RECORDS PROVIDED
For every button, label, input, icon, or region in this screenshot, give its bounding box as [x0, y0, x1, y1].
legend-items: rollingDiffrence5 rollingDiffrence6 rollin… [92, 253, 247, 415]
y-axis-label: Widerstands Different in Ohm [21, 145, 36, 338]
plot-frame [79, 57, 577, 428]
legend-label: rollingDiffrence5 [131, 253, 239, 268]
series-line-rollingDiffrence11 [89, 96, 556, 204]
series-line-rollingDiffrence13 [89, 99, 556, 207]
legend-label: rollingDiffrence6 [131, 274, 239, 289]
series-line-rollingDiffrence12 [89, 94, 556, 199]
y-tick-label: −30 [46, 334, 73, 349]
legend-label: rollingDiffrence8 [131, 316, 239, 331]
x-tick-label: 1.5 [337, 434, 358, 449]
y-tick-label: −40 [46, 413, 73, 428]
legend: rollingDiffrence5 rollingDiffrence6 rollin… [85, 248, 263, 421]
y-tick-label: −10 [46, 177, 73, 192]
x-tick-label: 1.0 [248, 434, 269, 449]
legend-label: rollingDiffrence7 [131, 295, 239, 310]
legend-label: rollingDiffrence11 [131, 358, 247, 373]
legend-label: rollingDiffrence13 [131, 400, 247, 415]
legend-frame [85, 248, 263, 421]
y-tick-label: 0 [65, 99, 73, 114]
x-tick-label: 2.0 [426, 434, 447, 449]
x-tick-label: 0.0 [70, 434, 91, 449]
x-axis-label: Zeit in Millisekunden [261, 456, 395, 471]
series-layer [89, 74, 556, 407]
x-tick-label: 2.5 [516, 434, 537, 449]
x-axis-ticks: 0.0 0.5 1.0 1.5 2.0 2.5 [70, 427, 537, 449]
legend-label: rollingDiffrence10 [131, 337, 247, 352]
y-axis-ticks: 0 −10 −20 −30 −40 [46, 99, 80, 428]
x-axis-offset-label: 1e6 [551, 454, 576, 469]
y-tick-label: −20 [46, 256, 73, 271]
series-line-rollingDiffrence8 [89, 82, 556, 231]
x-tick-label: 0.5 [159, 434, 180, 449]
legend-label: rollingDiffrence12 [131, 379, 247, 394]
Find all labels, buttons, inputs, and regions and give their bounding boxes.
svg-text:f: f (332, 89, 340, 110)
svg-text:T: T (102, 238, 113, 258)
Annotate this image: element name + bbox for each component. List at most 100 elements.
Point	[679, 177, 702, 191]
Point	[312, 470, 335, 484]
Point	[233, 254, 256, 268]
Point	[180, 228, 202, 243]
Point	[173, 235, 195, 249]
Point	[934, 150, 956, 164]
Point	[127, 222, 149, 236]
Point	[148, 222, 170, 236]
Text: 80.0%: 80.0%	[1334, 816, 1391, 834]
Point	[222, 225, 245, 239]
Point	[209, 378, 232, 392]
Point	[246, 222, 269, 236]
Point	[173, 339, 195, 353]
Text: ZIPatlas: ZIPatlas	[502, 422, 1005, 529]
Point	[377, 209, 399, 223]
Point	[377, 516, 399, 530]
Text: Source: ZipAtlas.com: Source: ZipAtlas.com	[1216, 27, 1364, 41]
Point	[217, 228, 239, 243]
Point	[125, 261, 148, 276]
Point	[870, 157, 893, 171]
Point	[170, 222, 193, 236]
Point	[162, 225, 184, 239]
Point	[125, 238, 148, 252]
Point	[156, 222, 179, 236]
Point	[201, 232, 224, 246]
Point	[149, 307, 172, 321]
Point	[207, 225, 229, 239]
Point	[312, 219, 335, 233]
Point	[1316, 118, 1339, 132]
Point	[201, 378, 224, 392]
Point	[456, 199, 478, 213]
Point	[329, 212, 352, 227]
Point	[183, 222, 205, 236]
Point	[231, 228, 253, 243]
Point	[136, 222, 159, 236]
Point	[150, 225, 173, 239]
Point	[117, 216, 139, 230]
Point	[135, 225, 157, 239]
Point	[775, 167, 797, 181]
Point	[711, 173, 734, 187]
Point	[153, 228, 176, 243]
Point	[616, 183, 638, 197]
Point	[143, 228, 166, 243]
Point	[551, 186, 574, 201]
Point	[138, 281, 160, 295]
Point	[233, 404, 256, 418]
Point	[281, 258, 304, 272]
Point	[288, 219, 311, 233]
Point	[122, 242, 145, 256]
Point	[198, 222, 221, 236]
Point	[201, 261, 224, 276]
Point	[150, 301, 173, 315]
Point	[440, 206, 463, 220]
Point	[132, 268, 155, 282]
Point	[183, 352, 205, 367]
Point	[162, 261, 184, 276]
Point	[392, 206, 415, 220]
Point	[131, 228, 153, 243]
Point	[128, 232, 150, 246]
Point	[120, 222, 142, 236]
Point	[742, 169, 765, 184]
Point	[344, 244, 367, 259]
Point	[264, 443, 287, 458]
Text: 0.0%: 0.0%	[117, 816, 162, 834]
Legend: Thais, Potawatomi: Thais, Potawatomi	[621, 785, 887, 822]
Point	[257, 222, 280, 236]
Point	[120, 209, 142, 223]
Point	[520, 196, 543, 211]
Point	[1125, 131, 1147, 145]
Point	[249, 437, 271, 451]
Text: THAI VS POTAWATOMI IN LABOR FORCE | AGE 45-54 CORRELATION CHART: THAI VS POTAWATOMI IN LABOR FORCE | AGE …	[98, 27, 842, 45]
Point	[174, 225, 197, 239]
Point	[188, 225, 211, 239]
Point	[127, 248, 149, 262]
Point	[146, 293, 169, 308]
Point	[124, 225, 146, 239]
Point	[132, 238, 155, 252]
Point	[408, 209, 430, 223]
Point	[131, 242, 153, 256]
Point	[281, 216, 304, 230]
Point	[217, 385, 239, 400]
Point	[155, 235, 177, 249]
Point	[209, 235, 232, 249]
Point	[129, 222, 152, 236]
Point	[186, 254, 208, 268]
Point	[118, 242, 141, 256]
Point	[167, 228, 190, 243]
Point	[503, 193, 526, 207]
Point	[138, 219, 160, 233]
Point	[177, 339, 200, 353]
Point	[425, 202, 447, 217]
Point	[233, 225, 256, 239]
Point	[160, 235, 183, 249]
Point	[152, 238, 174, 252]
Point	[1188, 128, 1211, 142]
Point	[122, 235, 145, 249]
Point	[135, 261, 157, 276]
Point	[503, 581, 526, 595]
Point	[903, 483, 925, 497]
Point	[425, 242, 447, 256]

TASK TO COMPLETE
Collect every line of the items above that contains the string 'ticks', matching case exactly.

SOLUTION FOR THIS TASK
x-axis-ticks: 0.0 0.5 1.0 1.5 2.0 2.5 [70, 427, 537, 449]
y-axis-ticks: 0 −10 −20 −30 −40 [46, 99, 80, 428]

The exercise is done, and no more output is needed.